• The problem
Transcribe every record that appears below, exactly and in full.
* START *
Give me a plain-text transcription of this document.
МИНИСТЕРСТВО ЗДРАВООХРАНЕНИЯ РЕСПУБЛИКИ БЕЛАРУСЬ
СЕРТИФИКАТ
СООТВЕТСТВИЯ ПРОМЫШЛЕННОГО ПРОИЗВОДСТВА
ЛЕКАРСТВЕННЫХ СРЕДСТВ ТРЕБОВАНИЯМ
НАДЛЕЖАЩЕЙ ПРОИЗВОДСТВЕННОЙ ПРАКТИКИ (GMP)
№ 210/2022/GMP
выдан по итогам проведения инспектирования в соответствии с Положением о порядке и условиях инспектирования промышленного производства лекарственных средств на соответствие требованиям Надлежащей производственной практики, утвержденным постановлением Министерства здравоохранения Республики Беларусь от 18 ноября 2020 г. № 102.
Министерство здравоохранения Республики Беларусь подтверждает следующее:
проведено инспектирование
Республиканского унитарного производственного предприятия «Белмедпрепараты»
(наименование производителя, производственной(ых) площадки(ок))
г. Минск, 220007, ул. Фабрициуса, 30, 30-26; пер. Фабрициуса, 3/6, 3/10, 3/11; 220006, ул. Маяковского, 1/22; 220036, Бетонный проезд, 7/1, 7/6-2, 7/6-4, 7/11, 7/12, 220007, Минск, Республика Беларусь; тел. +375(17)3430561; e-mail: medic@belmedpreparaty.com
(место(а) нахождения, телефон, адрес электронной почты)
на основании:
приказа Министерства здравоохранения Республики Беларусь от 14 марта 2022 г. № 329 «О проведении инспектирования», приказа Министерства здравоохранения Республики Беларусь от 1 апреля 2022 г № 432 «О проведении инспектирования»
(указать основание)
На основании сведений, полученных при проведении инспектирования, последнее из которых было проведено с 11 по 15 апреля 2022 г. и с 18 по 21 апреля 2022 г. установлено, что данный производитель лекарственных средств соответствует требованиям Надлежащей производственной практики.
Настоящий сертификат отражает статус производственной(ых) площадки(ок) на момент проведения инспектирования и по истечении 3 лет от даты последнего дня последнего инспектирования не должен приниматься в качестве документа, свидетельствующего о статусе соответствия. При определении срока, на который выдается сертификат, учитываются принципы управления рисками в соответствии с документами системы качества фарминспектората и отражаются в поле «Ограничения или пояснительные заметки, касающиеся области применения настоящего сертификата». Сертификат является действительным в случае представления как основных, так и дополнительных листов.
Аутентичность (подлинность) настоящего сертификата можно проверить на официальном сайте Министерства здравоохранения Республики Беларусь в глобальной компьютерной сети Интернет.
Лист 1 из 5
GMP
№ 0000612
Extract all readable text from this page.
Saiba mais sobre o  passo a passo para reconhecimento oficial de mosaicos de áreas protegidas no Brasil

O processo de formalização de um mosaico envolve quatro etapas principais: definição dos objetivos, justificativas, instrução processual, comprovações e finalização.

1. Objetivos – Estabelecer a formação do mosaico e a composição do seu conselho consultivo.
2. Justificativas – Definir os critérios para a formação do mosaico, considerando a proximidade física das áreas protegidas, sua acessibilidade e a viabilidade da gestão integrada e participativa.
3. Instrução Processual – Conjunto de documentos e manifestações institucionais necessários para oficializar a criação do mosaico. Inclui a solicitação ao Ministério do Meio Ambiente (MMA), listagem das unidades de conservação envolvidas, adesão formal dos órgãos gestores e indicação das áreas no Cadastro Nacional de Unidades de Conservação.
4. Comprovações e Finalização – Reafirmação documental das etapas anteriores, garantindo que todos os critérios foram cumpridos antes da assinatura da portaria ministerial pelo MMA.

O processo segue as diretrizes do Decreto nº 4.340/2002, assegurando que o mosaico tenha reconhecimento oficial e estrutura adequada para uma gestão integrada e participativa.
* END *
• Right answer
Give me a plain-text transcription of this document.
МИНИСТЕРСТВО ЗДРАВООХРАНЕНИЯ РЕСПУБЛИКИ БЕЛАРУСЬ
СЕРТИФИКАТ
СООТВЕТСТВИЯ ПРОМЫШЛЕННОГО ПРОИЗВОДСТВА
ЛЕКАРСТВЕННЫХ СРЕДСТВ ТРЕБОВАНИЯМ
НАДЛЕЖАЩЕЙ ПРОИЗВОДСТВЕННОЙ ПРАКТИКИ (GMP)
№ 210/2022/GMP
выдан по итогам проведения инспектирования в соответствии с Положением о порядке и условиях инспектирования промышленного производства лекарственных средств на соответствие требованиям Надлежащей производственной практики, утвержденным постановлением Министерства здравоохранения Республики Беларусь от 18 ноября 2020 г. № 102.
Министерство здравоохранения Республики Беларусь подтверждает следующее:
проведено инспектирование
Республиканского унитарного производственного предприятия «Белмедпрепараты»
(наименование производителя, производственной(ых) площадки(ок))
г. Минск, 220007, ул. Фабрициуса, 30, 30-26; пер. Фабрициуса, 3/6, 3/10, 3/11; 220006, ул. Маяковского, 1/22; 220036, Бетонный проезд, 7/1, 7/6-2, 7/6-4, 7/11, 7/12, 220007, Минск, Республика Беларусь; тел. +375(17)3430561; e-mail: medic@belmedpreparaty.com
(место(а) нахождения, телефон, адрес электронной почты)
на основании:
приказа Министерства здравоохранения Республики Беларусь от 14 марта 2022 г. № 329 «О проведении инспектирования», приказа Министерства здравоохранения Республики Беларусь от 1 апреля 2022 г № 432 «О проведении инспектирования»
(указать основание)
На основании сведений, полученных при проведении инспектирования, последнее из которых было проведено с 11 по 15 апреля 2022 г. и с 18 по 21 апреля 2022 г. установлено, что данный производитель лекарственных средств соответствует требованиям Надлежащей производственной практики.
Настоящий сертификат отражает статус производственной(ых) площадки(ок) на момент проведения инспектирования и по истечении 3 лет от даты последнего дня последнего инспектирования не должен приниматься в качестве документа, свидетельствующего о статусе соответствия. При определении срока, на который выдается сертификат, учитываются принципы управления рисками в соответствии с документами системы качества фарминспектората и отражаются в поле «Ограничения или пояснительные заметки, касающиеся области применения настоящего сертификата». Сертификат является действительным в случае представления как основных, так и дополнительных листов.
Аутентичность (подлинность) настоящего сертификата можно проверить на официальном сайте Министерства здравоохранения Республики Беларусь в глобальной компьютерной сети Интернет.
Лист 1 из 5
GMP
№ 0000612
Extract all readable text from this page.
Saiba mais sobre o  passo a passo para reconhecimento oficial de mosaicos de áreas protegidas no Brasil

O processo de formalização de um mosaico envolve quatro etapas principais: definição dos objetivos, justificativas, instrução processual, comprovações e finalização.

1. Objetivos – Estabelecer a formação do mosaico e a composição do seu conselho consultivo.
2. Justificativas – Definir os critérios para a formação do mosaico, considerando a proximidade física das áreas protegidas, sua acessibilidade e a viabilidade da gestão integrada e participativa.
3. Instrução Processual – Conjunto de documentos e manifestações institucionais necessários para oficializar a criação do mosaico. Inclui a solicitação ao Ministério do Meio Ambiente (MMA), listagem das unidades de conservação envolvidas, adesão formal dos órgãos gestores e indicação das áreas no Cadastro Nacional de Unidades de Conservação.
4. Comprovações e Finalização – Reafirmação documental das etapas anteriores, garantindo que todos os critérios foram cumpridos antes da assinatura da portaria ministerial pelo MMA.

O processo segue as diretrizes do Decreto nº 4.340/2002, assegurando que o mosaico tenha reconhecimento oficial e estrutura adequada para uma gestão integrada e participativa.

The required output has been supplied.